Your instructions:
Collect all lines below with the string "Through".

* start Data for this task *

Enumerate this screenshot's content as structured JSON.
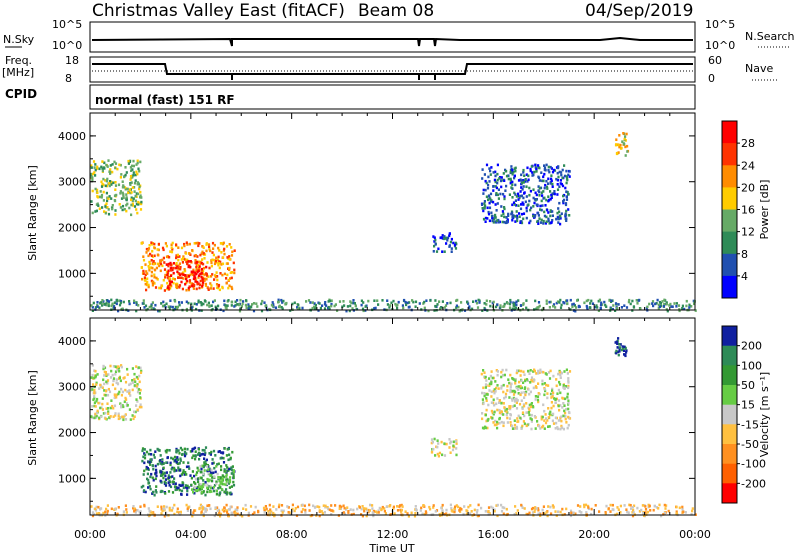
{
  "header": {
    "station": "Christmas Valley East (fitACF)",
    "beam": "Beam 08",
    "date": "04/Sep/2019"
  },
  "strip": {
    "nsky_label": "N.Sky",
    "nsearch_label": "N.Search",
    "freq_label_1": "Freq.",
    "freq_label_2": "[MHz]",
    "nave_label": "Nave",
    "cpid_label": "CPID",
    "nsky_ticks": [
      "10^5",
      "10^0"
    ],
    "nsearch_ticks": [
      "10^5",
      "10^0"
    ],
    "freq_ticks": [
      "18",
      "8"
    ],
    "nave_ticks": [
      "60",
      "0"
    ],
    "cpid_text": "normal (fast) 151 RF"
  },
  "axes": {
    "ylabel": "Slant Range [km]",
    "xlabel": "Time UT",
    "yticks": [
      "1000",
      "2000",
      "3000",
      "4000"
    ],
    "xticks": [
      "00:00",
      "04:00",
      "08:00",
      "12:00",
      "16:00",
      "20:00",
      "00:00"
    ]
  },
  "chart_data": [
    {
      "type": "heatmap",
      "panel": "power",
      "colorbar_label": "Power [dB]",
      "colorbar_ticks": [
        "28",
        "24",
        "20",
        "16",
        "12",
        "8",
        "4"
      ],
      "colors": [
        "#0000ff",
        "#2050b0",
        "#2e8b57",
        "#66aa66",
        "#ffcc00",
        "#ff8c00",
        "#ff3300",
        "#ff0000"
      ],
      "x_range": [
        0,
        24
      ],
      "y_range": [
        200,
        4500
      ],
      "regions": [
        {
          "t0": 0.0,
          "t1": 2.0,
          "r0": 2300,
          "r1": 3500,
          "level": 3
        },
        {
          "t0": 2.0,
          "t1": 5.7,
          "r0": 650,
          "r1": 1700,
          "level": 5
        },
        {
          "t0": 3.0,
          "t1": 4.6,
          "r0": 700,
          "r1": 1300,
          "level": 7
        },
        {
          "t0": 15.5,
          "t1": 19.0,
          "r0": 2100,
          "r1": 3400,
          "level": 1
        },
        {
          "t0": 13.5,
          "t1": 14.5,
          "r0": 1500,
          "r1": 1900,
          "level": 1
        },
        {
          "t0": 20.8,
          "t1": 21.3,
          "r0": 3600,
          "r1": 4100,
          "level": 4
        },
        {
          "t0": 0.0,
          "t1": 24.0,
          "r0": 200,
          "r1": 450,
          "level": 2
        }
      ]
    },
    {
      "type": "heatmap",
      "panel": "velocity",
      "colorbar_label": "Velocity [m s⁻¹]",
      "colorbar_ticks": [
        "200",
        "100",
        "50",
        "15",
        "-15",
        "-50",
        "-100",
        "-200"
      ],
      "colors": [
        "#1020a0",
        "#2e8b57",
        "#339933",
        "#66cc44",
        "#c8c8c8",
        "#ffc040",
        "#ff9020",
        "#ff6000",
        "#ff0000"
      ],
      "x_range": [
        0,
        24
      ],
      "y_range": [
        200,
        4500
      ],
      "regions": [
        {
          "t0": 0.0,
          "t1": 2.0,
          "r0": 2300,
          "r1": 3500,
          "level": 4
        },
        {
          "t0": 2.0,
          "t1": 5.7,
          "r0": 650,
          "r1": 1700,
          "level": 1
        },
        {
          "t0": 4.0,
          "t1": 5.7,
          "r0": 700,
          "r1": 1300,
          "level": 3
        },
        {
          "t0": 15.5,
          "t1": 19.0,
          "r0": 2100,
          "r1": 3400,
          "level": 4
        },
        {
          "t0": 13.5,
          "t1": 14.5,
          "r0": 1500,
          "r1": 1900,
          "level": 4
        },
        {
          "t0": 20.8,
          "t1": 21.3,
          "r0": 3700,
          "r1": 4100,
          "level": 0
        },
        {
          "t0": 0.0,
          "t1": 24.0,
          "r0": 200,
          "r1": 450,
          "level": 5
        }
      ]
    }
  ]
}
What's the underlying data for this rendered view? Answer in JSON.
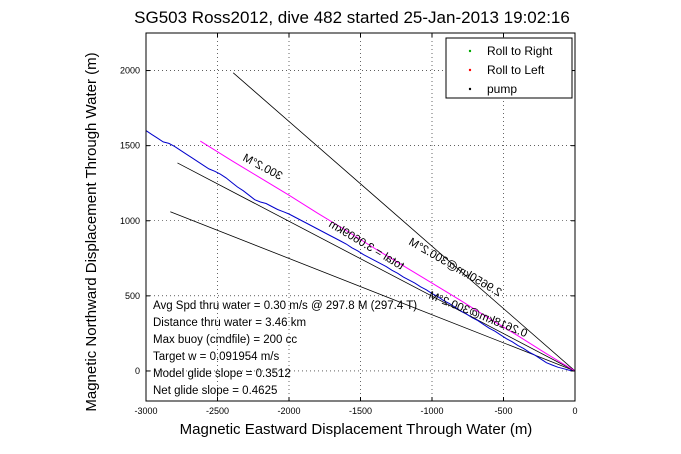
{
  "chart_data": {
    "type": "line",
    "title": "SG503 Ross2012, dive 482 started 25-Jan-2013 19:02:16",
    "xlabel": "Magnetic Eastward Displacement Through Water (m)",
    "ylabel": "Magnetic Northward Displacement Through Water (m)",
    "xlim": [
      -3000,
      0
    ],
    "ylim": [
      -200,
      2250
    ],
    "grid": true,
    "x_ticks": [
      -3000,
      -2500,
      -2000,
      -1500,
      -1000,
      -500,
      0
    ],
    "y_ticks": [
      0,
      500,
      1000,
      1500,
      2000
    ],
    "legend": {
      "placement": "top-right",
      "entries": [
        {
          "label": "Roll to Right",
          "color": "#00aa00"
        },
        {
          "label": "Roll to Left",
          "color": "#ff0000"
        },
        {
          "label": "pump",
          "color": "#000000"
        }
      ]
    },
    "series": [
      {
        "color": "#0000cc",
        "x": [
          -3000,
          -2960,
          -2920,
          -2880,
          -2840,
          -2800,
          -2760,
          -2720,
          -2680,
          -2640,
          -2600,
          -2560,
          -2520,
          -2480,
          -2440,
          -2400,
          -2360,
          -2320,
          -2280,
          -2240,
          -2200,
          -2160,
          -2120,
          -2080,
          -2040,
          -2000,
          -1960,
          -1920,
          -1880,
          -1840,
          -1800,
          -1760,
          -1720,
          -1680,
          -1640,
          -1600,
          -1560,
          -1520,
          -1480,
          -1440,
          -1400,
          -1360,
          -1320,
          -1280,
          -1240,
          -1200,
          -1160,
          -1120,
          -1080,
          -1040,
          -1000,
          -960,
          -920,
          -880,
          -840,
          -800,
          -760,
          -720,
          -680,
          -640,
          -600,
          -560,
          -520,
          -480,
          -440,
          -400,
          -360,
          -320,
          -280,
          -240,
          -200,
          -160,
          -120,
          -80,
          -40,
          0
        ],
        "y": [
          1600,
          1575,
          1550,
          1525,
          1515,
          1495,
          1470,
          1445,
          1420,
          1395,
          1370,
          1345,
          1330,
          1310,
          1285,
          1255,
          1225,
          1200,
          1170,
          1140,
          1125,
          1115,
          1095,
          1075,
          1060,
          1045,
          1025,
          1005,
          985,
          965,
          945,
          925,
          905,
          885,
          865,
          845,
          820,
          800,
          775,
          755,
          735,
          715,
          695,
          670,
          650,
          625,
          605,
          585,
          560,
          540,
          515,
          495,
          470,
          450,
          425,
          400,
          380,
          355,
          335,
          310,
          285,
          265,
          240,
          215,
          195,
          170,
          150,
          125,
          105,
          80,
          55,
          40,
          25,
          15,
          5,
          0
        ]
      },
      {
        "color": "#ff00ff",
        "x": [
          -2620,
          -2400,
          -2200,
          -2000,
          -1800,
          -1600,
          -1400,
          -1200,
          -1000,
          -800,
          -600,
          -400,
          -200,
          0
        ],
        "y": [
          1530,
          1400,
          1285,
          1170,
          1050,
          935,
          815,
          700,
          585,
          470,
          350,
          235,
          115,
          0
        ]
      }
    ],
    "guide_lines": [
      {
        "label": "300.2°M",
        "x": [
          -2390,
          0
        ],
        "y": [
          1985,
          0
        ]
      },
      {
        "label": "0.2618km@300.2°M",
        "x": [
          -2830,
          0
        ],
        "y": [
          1060,
          0
        ]
      },
      {
        "label": "",
        "x": [
          -2780,
          0
        ],
        "y": [
          1385,
          0
        ]
      }
    ],
    "line_labels": [
      "300.2°M",
      "2.9650km@300.2°M",
      "total = 3.0609km",
      "0.2618km@300.2°M"
    ],
    "annotations": [
      "Avg Spd thru water =  0.30 m/s @ 297.8    M (297.4 T)",
      "Distance thru water =  3.46 km",
      "Max buoy (cmdfile) = 200 cc",
      "Target w = 0.091954 m/s",
      "Model glide slope = 0.3512",
      "Net glide slope = 0.4625"
    ]
  }
}
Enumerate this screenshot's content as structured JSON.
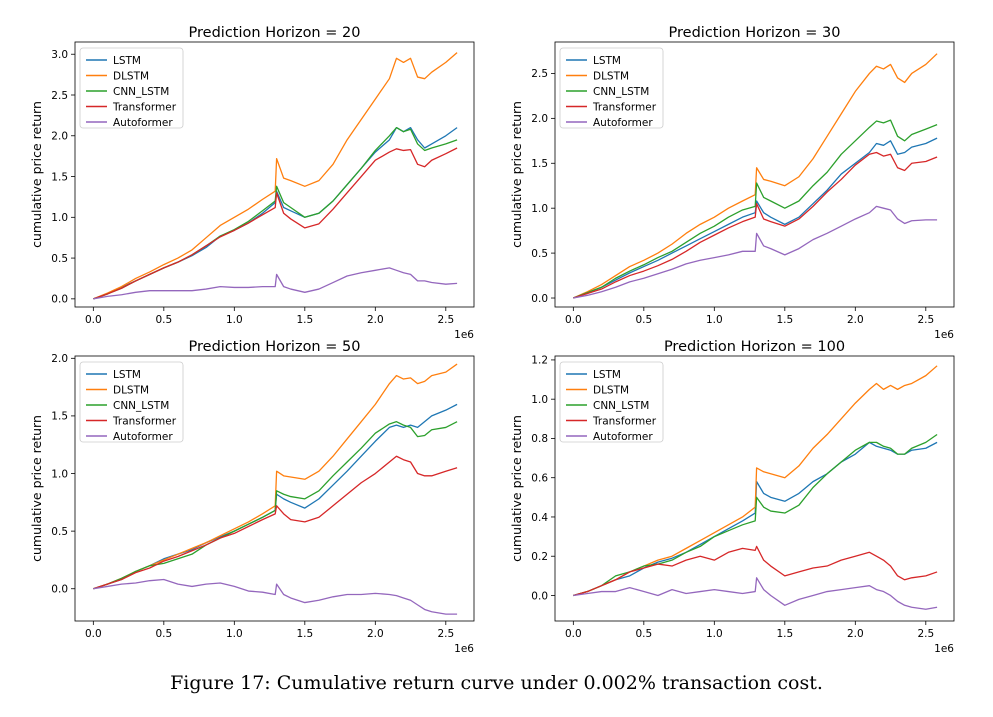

* end Data for this task *

Correct answer:
    "xlabel": "Magnetic Eastward Displacement Through Water (m)",
    "ylabel": "Magnetic Northward Displacement Through Water (m)",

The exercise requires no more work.